(Extracted records)
____________________

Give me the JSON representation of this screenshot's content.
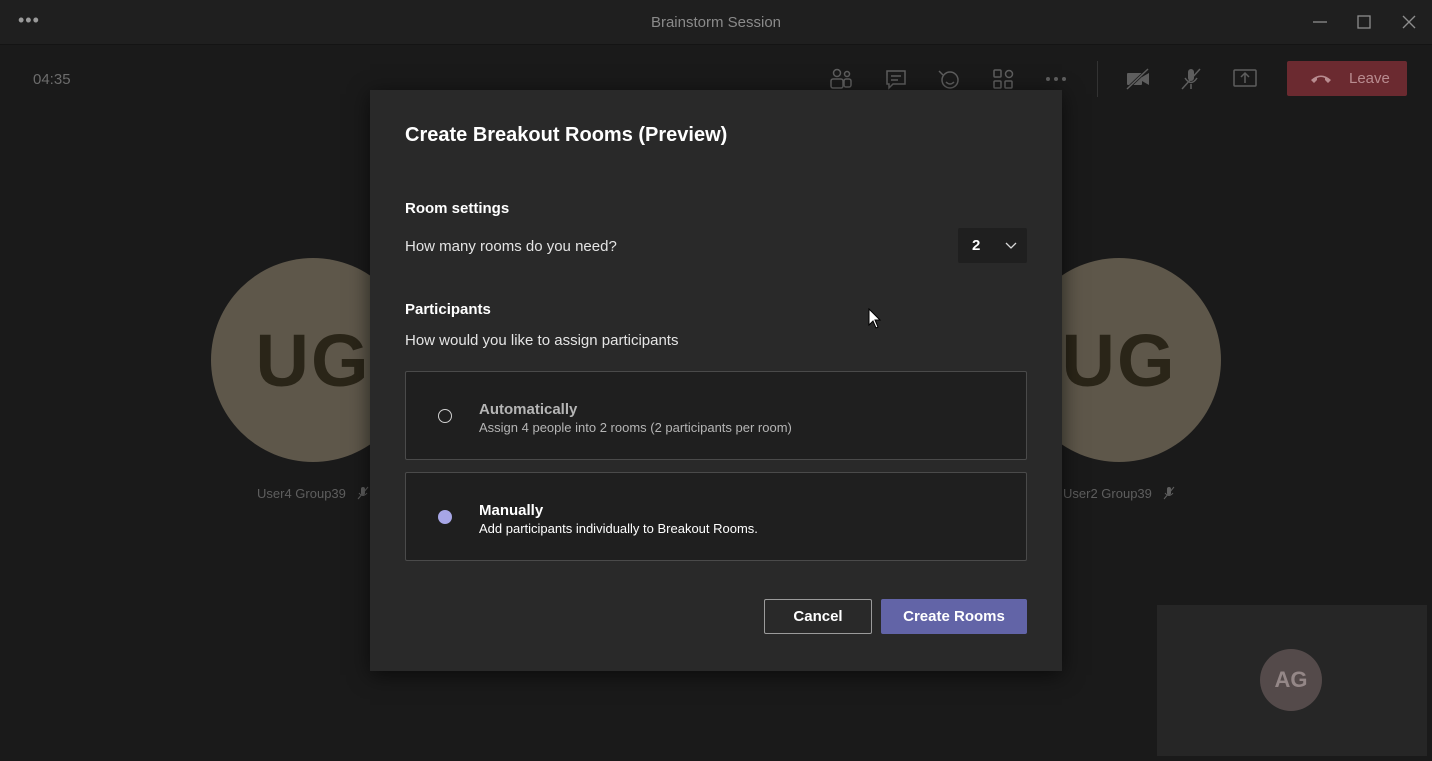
{
  "window": {
    "title": "Brainstorm Session",
    "more_icon": "ellipsis-icon"
  },
  "meeting": {
    "timer": "04:35",
    "leave_label": "Leave",
    "participants": [
      {
        "initials": "UG",
        "name": "User4 Group39"
      },
      {
        "initials": "UG",
        "name": "User2 Group39"
      }
    ],
    "self_initials": "AG"
  },
  "dialog": {
    "title": "Create Breakout Rooms (Preview)",
    "room_settings": {
      "heading": "Room settings",
      "question": "How many rooms do you need?",
      "rooms_value": "2"
    },
    "participants": {
      "heading": "Participants",
      "question": "How would you like to assign participants",
      "options": [
        {
          "title": "Automatically",
          "desc": "Assign 4 people into 2 rooms (2 participants per room)",
          "selected": false
        },
        {
          "title": "Manually",
          "desc": "Add participants individually to Breakout Rooms.",
          "selected": true
        }
      ]
    },
    "buttons": {
      "cancel": "Cancel",
      "create": "Create Rooms"
    }
  },
  "colors": {
    "accent": "#6264a7",
    "radio_selected": "#a7a6e6",
    "leave_dimmed": "#6b2a30"
  }
}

____________________

Instruction —
What is the number of lines in the listing above that contain the string "heading"? Give only the number.

Complete response —
2